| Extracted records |

BEGIN

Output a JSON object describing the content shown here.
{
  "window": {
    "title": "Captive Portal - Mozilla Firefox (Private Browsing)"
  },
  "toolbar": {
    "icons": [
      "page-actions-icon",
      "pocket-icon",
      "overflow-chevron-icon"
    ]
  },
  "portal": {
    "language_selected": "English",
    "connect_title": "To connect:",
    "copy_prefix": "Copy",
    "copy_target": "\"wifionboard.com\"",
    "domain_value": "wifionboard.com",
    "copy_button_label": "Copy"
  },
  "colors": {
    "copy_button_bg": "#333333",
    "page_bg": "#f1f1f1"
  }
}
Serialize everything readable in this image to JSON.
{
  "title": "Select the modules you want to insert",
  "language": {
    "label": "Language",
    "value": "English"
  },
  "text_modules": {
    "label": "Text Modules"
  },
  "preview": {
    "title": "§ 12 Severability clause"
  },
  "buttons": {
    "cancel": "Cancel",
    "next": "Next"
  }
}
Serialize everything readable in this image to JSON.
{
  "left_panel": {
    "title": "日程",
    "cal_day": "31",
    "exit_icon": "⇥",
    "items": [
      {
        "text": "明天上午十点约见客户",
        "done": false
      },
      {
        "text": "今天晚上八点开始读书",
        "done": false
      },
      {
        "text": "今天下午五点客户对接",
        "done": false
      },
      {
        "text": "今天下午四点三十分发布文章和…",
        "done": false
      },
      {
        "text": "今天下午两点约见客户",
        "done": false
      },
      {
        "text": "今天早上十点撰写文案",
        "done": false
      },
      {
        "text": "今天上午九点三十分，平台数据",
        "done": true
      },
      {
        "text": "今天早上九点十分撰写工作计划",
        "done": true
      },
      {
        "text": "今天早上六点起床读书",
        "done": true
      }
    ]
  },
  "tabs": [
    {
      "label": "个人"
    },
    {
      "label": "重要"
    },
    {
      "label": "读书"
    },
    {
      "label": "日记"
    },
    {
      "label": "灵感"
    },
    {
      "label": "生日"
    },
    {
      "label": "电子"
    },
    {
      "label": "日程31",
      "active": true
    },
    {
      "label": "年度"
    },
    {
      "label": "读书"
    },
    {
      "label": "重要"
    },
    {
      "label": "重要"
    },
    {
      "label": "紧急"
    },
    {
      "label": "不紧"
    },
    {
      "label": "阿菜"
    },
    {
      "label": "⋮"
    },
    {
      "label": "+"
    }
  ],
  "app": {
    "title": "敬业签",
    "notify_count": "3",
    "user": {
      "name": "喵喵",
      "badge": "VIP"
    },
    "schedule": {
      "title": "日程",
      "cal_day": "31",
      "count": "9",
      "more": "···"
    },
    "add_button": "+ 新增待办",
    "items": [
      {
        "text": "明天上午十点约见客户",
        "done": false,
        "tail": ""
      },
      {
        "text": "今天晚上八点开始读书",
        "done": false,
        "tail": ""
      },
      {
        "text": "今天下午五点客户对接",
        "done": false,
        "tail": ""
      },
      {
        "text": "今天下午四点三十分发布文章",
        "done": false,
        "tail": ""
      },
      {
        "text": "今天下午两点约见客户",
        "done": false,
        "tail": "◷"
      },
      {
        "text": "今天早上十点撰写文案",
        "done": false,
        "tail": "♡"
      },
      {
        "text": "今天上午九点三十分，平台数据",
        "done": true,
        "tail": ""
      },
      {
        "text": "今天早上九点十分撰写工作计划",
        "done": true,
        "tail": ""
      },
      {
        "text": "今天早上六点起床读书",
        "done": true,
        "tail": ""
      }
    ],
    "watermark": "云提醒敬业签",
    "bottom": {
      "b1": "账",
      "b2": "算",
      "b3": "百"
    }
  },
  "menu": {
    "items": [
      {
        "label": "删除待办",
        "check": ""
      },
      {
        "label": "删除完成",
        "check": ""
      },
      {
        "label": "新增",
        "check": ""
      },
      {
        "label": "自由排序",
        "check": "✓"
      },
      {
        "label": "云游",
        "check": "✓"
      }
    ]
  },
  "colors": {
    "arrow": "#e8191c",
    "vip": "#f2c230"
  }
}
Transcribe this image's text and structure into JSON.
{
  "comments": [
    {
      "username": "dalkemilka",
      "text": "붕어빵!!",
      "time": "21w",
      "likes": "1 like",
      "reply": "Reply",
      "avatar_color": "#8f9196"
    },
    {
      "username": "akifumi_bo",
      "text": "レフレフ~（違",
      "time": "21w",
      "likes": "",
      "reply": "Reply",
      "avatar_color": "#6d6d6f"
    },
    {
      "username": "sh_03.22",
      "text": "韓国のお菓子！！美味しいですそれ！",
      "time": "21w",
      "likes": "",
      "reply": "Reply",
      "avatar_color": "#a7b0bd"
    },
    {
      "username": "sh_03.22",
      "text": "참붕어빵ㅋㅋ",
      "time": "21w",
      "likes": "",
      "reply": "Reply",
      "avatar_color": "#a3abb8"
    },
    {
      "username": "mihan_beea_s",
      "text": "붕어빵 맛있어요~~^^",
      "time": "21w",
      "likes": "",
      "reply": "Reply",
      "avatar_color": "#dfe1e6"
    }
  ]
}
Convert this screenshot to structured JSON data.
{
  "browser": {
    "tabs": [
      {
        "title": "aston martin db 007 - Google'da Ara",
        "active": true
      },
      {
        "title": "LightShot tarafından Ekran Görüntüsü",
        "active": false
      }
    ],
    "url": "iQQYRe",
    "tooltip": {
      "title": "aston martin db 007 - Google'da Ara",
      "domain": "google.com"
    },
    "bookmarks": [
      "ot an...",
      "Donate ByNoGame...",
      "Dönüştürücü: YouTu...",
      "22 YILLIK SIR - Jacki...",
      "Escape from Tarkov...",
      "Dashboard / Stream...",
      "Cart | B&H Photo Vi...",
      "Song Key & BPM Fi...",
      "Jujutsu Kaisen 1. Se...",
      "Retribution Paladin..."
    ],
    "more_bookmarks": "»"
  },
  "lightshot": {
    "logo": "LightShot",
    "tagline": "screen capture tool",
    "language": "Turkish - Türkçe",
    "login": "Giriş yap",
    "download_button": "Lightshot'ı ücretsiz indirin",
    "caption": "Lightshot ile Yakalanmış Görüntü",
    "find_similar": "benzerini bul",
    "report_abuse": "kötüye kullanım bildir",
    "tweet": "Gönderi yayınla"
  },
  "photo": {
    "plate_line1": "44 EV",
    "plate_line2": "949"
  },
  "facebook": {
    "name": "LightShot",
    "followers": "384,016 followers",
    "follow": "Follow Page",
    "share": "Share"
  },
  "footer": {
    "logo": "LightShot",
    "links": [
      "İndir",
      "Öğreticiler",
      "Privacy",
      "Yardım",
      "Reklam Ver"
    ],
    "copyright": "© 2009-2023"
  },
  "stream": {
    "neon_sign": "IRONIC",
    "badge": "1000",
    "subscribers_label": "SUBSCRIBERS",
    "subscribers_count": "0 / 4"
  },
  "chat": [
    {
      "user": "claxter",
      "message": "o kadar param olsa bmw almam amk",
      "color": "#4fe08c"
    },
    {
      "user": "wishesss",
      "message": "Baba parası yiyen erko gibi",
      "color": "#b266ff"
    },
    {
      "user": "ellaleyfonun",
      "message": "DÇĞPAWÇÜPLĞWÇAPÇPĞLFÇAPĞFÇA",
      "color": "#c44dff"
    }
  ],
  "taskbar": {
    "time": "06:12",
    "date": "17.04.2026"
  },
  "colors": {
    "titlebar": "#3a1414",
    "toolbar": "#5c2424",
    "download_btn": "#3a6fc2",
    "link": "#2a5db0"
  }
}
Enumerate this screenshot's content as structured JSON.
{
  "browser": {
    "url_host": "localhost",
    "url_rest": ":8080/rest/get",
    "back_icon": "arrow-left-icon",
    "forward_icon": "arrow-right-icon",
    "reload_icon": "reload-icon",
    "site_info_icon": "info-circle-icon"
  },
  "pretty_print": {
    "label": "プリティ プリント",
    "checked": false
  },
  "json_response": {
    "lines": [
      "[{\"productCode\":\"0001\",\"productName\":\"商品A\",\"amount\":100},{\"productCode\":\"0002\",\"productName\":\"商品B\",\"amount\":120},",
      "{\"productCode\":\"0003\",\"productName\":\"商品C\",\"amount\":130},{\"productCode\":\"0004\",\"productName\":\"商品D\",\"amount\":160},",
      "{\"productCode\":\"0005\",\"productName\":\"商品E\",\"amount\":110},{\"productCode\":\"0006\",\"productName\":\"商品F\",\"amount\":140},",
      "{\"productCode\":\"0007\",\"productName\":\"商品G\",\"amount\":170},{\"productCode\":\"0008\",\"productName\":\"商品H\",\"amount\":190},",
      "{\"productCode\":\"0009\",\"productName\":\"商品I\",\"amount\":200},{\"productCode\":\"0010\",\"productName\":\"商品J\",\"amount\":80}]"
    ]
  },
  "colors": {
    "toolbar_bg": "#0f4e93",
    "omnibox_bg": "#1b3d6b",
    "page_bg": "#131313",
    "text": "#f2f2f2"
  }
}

END

Among the records above, how many lines carry the string "structured"? Reply with the number alone.

| Exercise output |
2